## DIRECTION
Give every line of the material again, exactly as written.

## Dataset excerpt

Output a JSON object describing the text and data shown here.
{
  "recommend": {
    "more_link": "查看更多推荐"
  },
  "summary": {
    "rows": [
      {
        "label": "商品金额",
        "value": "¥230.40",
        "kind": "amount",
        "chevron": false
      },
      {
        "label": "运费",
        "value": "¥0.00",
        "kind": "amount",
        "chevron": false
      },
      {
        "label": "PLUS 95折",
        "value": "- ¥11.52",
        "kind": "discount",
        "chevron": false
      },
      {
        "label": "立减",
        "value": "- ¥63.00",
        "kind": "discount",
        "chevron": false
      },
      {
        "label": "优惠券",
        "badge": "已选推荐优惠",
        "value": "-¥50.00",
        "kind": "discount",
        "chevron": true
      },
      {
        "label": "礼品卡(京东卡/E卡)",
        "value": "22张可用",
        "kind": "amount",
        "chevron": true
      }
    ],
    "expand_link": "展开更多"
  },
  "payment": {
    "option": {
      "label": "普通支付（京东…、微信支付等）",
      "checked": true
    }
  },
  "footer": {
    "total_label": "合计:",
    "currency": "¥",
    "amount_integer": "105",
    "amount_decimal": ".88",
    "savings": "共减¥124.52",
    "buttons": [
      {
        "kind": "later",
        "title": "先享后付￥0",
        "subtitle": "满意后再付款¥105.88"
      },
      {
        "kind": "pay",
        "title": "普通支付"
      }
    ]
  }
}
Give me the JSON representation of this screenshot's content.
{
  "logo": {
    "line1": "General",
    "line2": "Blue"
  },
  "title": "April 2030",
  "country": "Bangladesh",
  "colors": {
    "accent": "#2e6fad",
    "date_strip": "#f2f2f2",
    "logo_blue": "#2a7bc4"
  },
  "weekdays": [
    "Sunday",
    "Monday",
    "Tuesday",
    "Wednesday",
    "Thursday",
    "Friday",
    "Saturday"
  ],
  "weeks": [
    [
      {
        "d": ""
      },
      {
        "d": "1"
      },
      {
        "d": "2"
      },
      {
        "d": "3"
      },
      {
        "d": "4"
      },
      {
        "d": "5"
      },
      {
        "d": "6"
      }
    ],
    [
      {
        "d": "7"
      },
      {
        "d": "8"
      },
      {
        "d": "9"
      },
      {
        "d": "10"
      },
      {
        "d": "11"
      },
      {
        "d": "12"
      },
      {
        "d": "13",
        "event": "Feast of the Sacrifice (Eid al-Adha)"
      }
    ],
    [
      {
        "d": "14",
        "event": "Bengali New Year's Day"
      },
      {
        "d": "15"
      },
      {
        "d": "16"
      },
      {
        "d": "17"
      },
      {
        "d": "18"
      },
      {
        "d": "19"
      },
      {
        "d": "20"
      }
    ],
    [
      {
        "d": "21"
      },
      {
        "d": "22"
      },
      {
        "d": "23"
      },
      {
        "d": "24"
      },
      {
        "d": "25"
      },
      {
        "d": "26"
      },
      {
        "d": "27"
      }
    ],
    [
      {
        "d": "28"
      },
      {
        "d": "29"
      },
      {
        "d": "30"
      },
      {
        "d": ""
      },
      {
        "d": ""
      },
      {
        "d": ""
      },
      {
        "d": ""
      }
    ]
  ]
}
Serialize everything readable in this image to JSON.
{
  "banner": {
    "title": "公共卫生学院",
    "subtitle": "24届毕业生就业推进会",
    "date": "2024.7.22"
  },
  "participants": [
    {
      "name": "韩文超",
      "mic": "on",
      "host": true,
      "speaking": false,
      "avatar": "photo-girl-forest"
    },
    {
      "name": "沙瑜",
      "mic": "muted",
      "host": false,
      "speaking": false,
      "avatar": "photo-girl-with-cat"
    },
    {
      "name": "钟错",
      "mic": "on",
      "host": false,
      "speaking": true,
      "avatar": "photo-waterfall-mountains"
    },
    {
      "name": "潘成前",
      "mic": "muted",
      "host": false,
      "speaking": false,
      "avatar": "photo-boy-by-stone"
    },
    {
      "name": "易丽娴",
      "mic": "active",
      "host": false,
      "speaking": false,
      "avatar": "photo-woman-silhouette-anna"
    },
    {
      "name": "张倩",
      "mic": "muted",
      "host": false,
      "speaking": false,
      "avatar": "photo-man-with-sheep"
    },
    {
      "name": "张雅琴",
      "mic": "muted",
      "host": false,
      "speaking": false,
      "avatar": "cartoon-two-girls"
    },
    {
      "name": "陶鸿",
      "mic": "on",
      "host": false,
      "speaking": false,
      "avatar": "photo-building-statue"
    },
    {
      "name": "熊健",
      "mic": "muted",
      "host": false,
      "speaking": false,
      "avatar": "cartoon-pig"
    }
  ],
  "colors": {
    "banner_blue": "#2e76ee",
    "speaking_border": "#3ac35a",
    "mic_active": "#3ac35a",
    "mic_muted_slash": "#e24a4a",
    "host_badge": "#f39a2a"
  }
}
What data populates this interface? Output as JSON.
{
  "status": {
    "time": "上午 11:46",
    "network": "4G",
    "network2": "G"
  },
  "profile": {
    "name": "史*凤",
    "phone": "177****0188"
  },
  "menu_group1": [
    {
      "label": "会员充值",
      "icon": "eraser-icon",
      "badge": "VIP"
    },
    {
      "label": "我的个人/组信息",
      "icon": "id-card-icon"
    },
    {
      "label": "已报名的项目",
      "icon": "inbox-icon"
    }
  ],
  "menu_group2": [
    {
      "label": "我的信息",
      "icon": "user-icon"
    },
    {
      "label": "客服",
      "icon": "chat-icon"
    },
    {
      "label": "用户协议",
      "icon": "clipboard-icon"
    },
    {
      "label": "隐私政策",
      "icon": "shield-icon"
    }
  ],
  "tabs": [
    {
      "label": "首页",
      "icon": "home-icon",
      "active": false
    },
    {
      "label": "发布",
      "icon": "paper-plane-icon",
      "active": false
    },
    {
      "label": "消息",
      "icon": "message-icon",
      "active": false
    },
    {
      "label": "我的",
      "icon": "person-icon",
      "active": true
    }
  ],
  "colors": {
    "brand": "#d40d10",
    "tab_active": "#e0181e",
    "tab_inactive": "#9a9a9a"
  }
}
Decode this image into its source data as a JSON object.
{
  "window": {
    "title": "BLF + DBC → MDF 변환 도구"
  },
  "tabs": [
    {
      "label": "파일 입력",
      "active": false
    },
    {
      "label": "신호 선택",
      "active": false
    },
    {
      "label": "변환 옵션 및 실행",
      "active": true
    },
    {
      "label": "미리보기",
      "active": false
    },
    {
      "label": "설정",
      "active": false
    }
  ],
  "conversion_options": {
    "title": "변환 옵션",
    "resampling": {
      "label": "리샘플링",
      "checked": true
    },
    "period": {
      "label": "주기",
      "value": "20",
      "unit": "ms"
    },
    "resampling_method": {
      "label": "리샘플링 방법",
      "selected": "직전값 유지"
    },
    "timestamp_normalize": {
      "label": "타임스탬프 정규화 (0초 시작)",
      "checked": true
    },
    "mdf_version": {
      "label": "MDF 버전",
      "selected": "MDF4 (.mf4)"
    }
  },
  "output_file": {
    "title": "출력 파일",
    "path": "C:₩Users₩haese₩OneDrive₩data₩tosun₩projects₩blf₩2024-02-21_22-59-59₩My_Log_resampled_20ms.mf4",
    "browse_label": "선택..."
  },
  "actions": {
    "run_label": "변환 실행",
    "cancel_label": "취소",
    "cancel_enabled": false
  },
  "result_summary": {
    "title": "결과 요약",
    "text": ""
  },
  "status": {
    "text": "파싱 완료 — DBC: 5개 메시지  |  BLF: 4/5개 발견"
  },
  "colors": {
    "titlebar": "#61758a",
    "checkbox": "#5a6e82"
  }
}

## RESULT
Output a JSON object describing the text and data shown here.
{
  "recommend": {
    "more_link": "查看更多推荐"
  },
  "summary": {
    "rows": [
      {
        "label": "商品金额",
        "value": "¥230.40",
        "kind": "amount",
        "chevron": false
      },
      {
        "label": "运费",
        "value": "¥0.00",
        "kind": "amount",
        "chevron": false
      },
      {
        "label": "PLUS 95折",
        "value": "- ¥11.52",
        "kind": "discount",
        "chevron": false
      },
      {
        "label": "立减",
        "value": "- ¥63.00",
        "kind": "discount",
        "chevron": false
      },
      {
        "label": "优惠券",
        "badge": "已选推荐优惠",
        "value": "-¥50.00",
        "kind": "discount",
        "chevron": true
      },
      {
        "label": "礼品卡(京东卡/E卡)",
        "value": "22张可用",
        "kind": "amount",
        "chevron": true
      }
    ],
    "expand_link": "展开更多"
  },
  "payment": {
    "option": {
      "label": "普通支付（京东…、微信支付等）",
      "checked": true
    }
  },
  "footer": {
    "total_label": "合计:",
    "currency": "¥",
    "amount_integer": "105",
    "amount_decimal": ".88",
    "savings": "共减¥124.52",
    "buttons": [
      {
        "kind": "later",
        "title": "先享后付￥0",
        "subtitle": "满意后再付款¥105.88"
      },
      {
        "kind": "pay",
        "title": "普通支付"
      }
    ]
  }
}
Give me the JSON representation of this screenshot's content.
{
  "logo": {
    "line1": "General",
    "line2": "Blue"
  },
  "title": "April 2030",
  "country": "Bangladesh",
  "colors": {
    "accent": "#2e6fad",
    "date_strip": "#f2f2f2",
    "logo_blue": "#2a7bc4"
  },
  "weekdays": [
    "Sunday",
    "Monday",
    "Tuesday",
    "Wednesday",
    "Thursday",
    "Friday",
    "Saturday"
  ],
  "weeks": [
    [
      {
        "d": ""
      },
      {
        "d": "1"
      },
      {
        "d": "2"
      },
      {
        "d": "3"
      },
      {
        "d": "4"
      },
      {
        "d": "5"
      },
      {
        "d": "6"
      }
    ],
    [
      {
        "d": "7"
      },
      {
        "d": "8"
      },
      {
        "d": "9"
      },
      {
        "d": "10"
      },
      {
        "d": "11"
      },
      {
        "d": "12"
      },
      {
        "d": "13",
        "event": "Feast of the Sacrifice (Eid al-Adha)"
      }
    ],
    [
      {
        "d": "14",
        "event": "Bengali New Year's Day"
      },
      {
        "d": "15"
      },
      {
        "d": "16"
      },
      {
        "d": "17"
      },
      {
        "d": "18"
      },
      {
        "d": "19"
      },
      {
        "d": "20"
      }
    ],
    [
      {
        "d": "21"
      },
      {
        "d": "22"
      },
      {
        "d": "23"
      },
      {
        "d": "24"
      },
      {
        "d": "25"
      },
      {
        "d": "26"
      },
      {
        "d": "27"
      }
    ],
    [
      {
        "d": "28"
      },
      {
        "d": "29"
      },
      {
        "d": "30"
      },
      {
        "d": ""
      },
      {
        "d": ""
      },
      {
        "d": ""
      },
      {
        "d": ""
      }
    ]
  ]
}
Serialize everything readable in this image to JSON.
{
  "banner": {
    "title": "公共卫生学院",
    "subtitle": "24届毕业生就业推进会",
    "date": "2024.7.22"
  },
  "participants": [
    {
      "name": "韩文超",
      "mic": "on",
      "host": true,
      "speaking": false,
      "avatar": "photo-girl-forest"
    },
    {
      "name": "沙瑜",
      "mic": "muted",
      "host": false,
      "speaking": false,
      "avatar": "photo-girl-with-cat"
    },
    {
      "name": "钟错",
      "mic": "on",
      "host": false,
      "speaking": true,
      "avatar": "photo-waterfall-mountains"
    },
    {
      "name": "潘成前",
      "mic": "muted",
      "host": false,
      "speaking": false,
      "avatar": "photo-boy-by-stone"
    },
    {
      "name": "易丽娴",
      "mic": "active",
      "host": false,
      "speaking": false,
      "avatar": "photo-woman-silhouette-anna"
    },
    {
      "name": "张倩",
      "mic": "muted",
      "host": false,
      "speaking": false,
      "avatar": "photo-man-with-sheep"
    },
    {
      "name": "张雅琴",
      "mic": "muted",
      "host": false,
      "speaking": false,
      "avatar": "cartoon-two-girls"
    },
    {
      "name": "陶鸿",
      "mic": "on",
      "host": false,
      "speaking": false,
      "avatar": "photo-building-statue"
    },
    {
      "name": "熊健",
      "mic": "muted",
      "host": false,
      "speaking": false,
      "avatar": "cartoon-pig"
    }
  ],
  "colors": {
    "banner_blue": "#2e76ee",
    "speaking_border": "#3ac35a",
    "mic_active": "#3ac35a",
    "mic_muted_slash": "#e24a4a",
    "host_badge": "#f39a2a"
  }
}
What data populates this interface? Output as JSON.
{
  "status": {
    "time": "上午 11:46",
    "network": "4G",
    "network2": "G"
  },
  "profile": {
    "name": "史*凤",
    "phone": "177****0188"
  },
  "menu_group1": [
    {
      "label": "会员充值",
      "icon": "eraser-icon",
      "badge": "VIP"
    },
    {
      "label": "我的个人/组信息",
      "icon": "id-card-icon"
    },
    {
      "label": "已报名的项目",
      "icon": "inbox-icon"
    }
  ],
  "menu_group2": [
    {
      "label": "我的信息",
      "icon": "user-icon"
    },
    {
      "label": "客服",
      "icon": "chat-icon"
    },
    {
      "label": "用户协议",
      "icon": "clipboard-icon"
    },
    {
      "label": "隐私政策",
      "icon": "shield-icon"
    }
  ],
  "tabs": [
    {
      "label": "首页",
      "icon": "home-icon",
      "active": false
    },
    {
      "label": "发布",
      "icon": "paper-plane-icon",
      "active": false
    },
    {
      "label": "消息",
      "icon": "message-icon",
      "active": false
    },
    {
      "label": "我的",
      "icon": "person-icon",
      "active": true
    }
  ],
  "colors": {
    "brand": "#d40d10",
    "tab_active": "#e0181e",
    "tab_inactive": "#9a9a9a"
  }
}
Decode this image into its source data as a JSON object.
{
  "window": {
    "title": "BLF + DBC → MDF 변환 도구"
  },
  "tabs": [
    {
      "label": "파일 입력",
      "active": false
    },
    {
      "label": "신호 선택",
      "active": false
    },
    {
      "label": "변환 옵션 및 실행",
      "active": true
    },
    {
      "label": "미리보기",
      "active": false
    },
    {
      "label": "설정",
      "active": false
    }
  ],
  "conversion_options": {
    "title": "변환 옵션",
    "resampling": {
      "label": "리샘플링",
      "checked": true
    },
    "period": {
      "label": "주기",
      "value": "20",
      "unit": "ms"
    },
    "resampling_method": {
      "label": "리샘플링 방법",
      "selected": "직전값 유지"
    },
    "timestamp_normalize": {
      "label": "타임스탬프 정규화 (0초 시작)",
      "checked": true
    },
    "mdf_version": {
      "label": "MDF 버전",
      "selected": "MDF4 (.mf4)"
    }
  },
  "output_file": {
    "title": "출력 파일",
    "path": "C:₩Users₩haese₩OneDrive₩data₩tosun₩projects₩blf₩2024-02-21_22-59-59₩My_Log_resampled_20ms.mf4",
    "browse_label": "선택..."
  },
  "actions": {
    "run_label": "변환 실행",
    "cancel_label": "취소",
    "cancel_enabled": false
  },
  "result_summary": {
    "title": "결과 요약",
    "text": ""
  },
  "status": {
    "text": "파싱 완료 — DBC: 5개 메시지  |  BLF: 4/5개 발견"
  },
  "colors": {
    "titlebar": "#61758a",
    "checkbox": "#5a6e82"
  }
}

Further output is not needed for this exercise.